*WRITTEN PROBLEM*: Pick out the lines below with "name" and list them.

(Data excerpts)

+--

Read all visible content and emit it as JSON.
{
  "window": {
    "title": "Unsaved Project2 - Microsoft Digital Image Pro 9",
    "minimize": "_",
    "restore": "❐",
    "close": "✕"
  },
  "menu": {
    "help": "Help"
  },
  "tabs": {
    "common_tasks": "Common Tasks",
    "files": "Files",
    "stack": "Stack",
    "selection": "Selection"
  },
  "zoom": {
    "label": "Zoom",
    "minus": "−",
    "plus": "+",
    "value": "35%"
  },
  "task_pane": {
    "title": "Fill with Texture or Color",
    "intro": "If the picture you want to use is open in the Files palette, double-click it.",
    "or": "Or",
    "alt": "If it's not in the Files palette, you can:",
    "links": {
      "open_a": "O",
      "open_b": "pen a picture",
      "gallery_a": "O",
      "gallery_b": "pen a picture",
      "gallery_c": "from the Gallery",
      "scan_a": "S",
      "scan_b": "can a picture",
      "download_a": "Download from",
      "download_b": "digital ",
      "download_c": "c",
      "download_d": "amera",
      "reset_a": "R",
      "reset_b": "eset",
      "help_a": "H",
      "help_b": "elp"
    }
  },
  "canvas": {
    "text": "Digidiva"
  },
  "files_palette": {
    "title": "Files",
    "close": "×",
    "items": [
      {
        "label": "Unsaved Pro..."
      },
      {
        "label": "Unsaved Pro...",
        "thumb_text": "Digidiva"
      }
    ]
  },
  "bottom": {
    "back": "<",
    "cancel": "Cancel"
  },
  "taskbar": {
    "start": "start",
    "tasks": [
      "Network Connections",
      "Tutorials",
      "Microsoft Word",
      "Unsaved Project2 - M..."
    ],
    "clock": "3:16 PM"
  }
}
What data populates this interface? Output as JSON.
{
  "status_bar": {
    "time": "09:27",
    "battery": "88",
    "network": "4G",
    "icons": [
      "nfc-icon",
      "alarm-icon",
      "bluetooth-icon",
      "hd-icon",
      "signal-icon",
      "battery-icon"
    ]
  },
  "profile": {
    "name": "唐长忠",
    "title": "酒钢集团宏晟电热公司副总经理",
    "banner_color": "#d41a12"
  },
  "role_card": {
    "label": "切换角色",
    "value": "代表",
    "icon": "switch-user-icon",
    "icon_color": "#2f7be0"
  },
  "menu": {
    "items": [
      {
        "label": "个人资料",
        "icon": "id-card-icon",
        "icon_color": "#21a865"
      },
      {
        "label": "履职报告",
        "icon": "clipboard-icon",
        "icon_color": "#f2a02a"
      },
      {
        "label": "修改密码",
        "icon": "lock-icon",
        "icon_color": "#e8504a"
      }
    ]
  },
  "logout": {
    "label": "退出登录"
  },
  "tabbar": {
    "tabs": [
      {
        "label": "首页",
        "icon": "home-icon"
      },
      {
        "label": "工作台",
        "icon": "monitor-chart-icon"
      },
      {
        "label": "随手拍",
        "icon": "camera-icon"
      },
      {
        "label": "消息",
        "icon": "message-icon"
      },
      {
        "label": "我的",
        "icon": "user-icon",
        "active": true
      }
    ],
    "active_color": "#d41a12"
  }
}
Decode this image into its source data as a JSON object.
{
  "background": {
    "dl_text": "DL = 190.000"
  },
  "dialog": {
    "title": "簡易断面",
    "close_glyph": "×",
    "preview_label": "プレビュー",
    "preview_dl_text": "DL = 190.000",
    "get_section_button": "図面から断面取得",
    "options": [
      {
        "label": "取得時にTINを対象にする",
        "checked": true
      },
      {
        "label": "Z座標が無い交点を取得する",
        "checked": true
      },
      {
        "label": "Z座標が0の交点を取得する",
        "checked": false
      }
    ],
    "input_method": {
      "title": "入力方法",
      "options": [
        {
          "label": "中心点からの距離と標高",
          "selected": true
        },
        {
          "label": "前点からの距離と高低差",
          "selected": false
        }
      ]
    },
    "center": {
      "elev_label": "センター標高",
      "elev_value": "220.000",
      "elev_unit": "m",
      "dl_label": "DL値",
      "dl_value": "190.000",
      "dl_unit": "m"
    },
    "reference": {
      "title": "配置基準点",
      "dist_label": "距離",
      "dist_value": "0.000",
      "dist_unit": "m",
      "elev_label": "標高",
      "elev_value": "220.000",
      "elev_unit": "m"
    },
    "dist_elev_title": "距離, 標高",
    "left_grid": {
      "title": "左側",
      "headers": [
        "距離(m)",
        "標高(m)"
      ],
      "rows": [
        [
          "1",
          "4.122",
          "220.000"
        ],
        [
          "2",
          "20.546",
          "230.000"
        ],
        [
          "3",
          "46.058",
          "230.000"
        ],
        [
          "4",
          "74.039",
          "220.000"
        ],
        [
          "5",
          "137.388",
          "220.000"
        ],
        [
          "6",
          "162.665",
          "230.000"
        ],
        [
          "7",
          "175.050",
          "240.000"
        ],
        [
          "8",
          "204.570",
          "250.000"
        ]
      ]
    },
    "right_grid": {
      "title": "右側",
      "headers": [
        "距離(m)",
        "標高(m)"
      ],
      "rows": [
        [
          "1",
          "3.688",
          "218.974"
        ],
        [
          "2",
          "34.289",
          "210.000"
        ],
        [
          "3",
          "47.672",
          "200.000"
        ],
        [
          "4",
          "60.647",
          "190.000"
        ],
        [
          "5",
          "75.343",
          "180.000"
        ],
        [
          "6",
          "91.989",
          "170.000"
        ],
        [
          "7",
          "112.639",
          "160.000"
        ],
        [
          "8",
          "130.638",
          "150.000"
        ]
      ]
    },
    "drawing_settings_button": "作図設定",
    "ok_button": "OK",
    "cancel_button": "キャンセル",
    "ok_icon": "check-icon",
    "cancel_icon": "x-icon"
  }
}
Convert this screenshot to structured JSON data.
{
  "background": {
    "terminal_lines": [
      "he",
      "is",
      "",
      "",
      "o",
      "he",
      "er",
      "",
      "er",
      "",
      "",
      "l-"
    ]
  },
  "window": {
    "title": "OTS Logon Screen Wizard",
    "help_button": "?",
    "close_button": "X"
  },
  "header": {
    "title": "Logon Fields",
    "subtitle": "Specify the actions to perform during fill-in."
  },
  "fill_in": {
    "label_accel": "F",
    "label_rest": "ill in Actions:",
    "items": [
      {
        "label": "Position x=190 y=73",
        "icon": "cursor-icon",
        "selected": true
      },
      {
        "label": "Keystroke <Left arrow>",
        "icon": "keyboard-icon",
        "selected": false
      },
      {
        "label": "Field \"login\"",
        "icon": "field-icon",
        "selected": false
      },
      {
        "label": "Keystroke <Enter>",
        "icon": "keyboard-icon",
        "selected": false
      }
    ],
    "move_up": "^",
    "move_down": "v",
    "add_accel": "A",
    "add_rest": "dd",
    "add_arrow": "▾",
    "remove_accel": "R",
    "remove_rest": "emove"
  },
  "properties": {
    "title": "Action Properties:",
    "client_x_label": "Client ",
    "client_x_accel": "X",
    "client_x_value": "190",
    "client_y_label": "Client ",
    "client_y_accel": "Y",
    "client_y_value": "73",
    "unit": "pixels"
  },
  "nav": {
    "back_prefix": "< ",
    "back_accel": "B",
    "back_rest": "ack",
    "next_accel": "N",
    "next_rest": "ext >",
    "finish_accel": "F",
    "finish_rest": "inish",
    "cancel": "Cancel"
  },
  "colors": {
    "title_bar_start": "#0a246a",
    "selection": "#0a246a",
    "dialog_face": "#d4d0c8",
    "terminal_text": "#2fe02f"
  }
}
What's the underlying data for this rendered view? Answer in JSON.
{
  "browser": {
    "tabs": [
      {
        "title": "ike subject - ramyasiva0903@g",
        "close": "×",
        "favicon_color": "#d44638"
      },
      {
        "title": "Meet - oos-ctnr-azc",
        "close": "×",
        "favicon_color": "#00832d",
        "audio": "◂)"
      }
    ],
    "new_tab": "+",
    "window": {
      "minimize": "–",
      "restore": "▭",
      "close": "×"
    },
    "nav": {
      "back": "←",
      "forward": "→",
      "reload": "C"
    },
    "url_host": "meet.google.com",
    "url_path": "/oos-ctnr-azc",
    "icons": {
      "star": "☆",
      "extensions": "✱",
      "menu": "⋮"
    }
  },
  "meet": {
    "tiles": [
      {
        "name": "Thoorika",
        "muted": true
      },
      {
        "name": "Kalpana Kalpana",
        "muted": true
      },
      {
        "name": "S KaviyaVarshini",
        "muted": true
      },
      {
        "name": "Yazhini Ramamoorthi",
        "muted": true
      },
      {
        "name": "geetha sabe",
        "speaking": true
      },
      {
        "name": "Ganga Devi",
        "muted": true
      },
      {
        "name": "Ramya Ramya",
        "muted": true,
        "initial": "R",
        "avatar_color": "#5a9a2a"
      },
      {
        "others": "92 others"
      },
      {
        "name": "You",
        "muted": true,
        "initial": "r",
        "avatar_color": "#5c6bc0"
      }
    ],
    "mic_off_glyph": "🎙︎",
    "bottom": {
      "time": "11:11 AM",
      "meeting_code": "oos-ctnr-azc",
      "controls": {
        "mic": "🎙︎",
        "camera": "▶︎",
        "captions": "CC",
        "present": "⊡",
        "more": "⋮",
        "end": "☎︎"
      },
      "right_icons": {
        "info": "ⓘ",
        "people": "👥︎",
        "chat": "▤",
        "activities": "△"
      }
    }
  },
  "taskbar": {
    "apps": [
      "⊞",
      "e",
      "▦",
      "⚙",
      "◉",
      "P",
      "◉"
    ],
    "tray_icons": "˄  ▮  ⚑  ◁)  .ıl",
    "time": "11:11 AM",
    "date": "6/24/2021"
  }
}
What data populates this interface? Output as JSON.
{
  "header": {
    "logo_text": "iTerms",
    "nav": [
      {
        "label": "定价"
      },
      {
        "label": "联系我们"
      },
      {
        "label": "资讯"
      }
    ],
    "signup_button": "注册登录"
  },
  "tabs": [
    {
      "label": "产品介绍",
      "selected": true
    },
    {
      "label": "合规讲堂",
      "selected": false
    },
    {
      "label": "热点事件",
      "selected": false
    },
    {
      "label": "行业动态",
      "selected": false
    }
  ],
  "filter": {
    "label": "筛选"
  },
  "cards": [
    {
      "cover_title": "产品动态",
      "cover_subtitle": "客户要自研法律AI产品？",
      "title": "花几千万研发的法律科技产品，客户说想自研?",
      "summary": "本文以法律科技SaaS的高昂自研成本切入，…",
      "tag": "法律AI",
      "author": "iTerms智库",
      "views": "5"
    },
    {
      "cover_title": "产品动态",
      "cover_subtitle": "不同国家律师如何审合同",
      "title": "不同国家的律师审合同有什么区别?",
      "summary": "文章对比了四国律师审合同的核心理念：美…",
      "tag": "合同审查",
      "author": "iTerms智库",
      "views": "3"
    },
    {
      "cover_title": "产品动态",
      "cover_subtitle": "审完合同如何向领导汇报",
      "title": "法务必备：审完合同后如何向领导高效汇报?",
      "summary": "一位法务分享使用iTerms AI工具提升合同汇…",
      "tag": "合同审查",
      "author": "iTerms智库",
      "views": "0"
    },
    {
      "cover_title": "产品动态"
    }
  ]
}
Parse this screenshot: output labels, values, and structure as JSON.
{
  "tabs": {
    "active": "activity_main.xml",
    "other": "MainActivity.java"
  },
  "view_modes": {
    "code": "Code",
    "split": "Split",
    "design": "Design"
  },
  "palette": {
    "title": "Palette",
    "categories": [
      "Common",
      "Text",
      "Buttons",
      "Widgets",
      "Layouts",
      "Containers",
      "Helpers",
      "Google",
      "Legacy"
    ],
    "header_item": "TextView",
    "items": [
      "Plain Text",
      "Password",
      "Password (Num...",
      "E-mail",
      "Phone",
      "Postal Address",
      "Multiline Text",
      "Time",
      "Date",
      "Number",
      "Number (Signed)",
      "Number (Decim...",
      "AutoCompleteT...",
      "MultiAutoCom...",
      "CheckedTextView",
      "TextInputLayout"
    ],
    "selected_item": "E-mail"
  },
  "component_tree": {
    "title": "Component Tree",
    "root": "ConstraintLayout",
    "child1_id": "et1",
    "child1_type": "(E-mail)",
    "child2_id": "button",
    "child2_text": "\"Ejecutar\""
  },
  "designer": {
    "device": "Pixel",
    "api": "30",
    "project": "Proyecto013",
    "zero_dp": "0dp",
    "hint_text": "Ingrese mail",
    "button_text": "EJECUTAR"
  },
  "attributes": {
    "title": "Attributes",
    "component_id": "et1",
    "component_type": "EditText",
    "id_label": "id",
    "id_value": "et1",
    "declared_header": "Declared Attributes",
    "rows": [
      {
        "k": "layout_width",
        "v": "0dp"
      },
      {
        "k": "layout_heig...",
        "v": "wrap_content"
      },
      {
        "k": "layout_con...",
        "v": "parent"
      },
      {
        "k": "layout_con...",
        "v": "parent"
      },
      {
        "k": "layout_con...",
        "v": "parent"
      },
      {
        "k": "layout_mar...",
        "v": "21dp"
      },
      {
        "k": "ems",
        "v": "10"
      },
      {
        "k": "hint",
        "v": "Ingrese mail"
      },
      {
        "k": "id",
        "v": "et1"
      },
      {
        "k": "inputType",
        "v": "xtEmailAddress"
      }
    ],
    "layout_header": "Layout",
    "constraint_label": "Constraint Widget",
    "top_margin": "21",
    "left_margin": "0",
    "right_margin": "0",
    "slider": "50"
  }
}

+--

*THE OUTPUT*:
    "name": "唐长忠",
        "name": "Thoorika",
        "name": "Kalpana Kalpana",
        "name": "S KaviyaVarshini",
        "name": "Yazhini Ramamoorthi",
        "name": "geetha sabe",
        "name": "Ganga Devi",
        "name": "Ramya Ramya",
        "name": "You",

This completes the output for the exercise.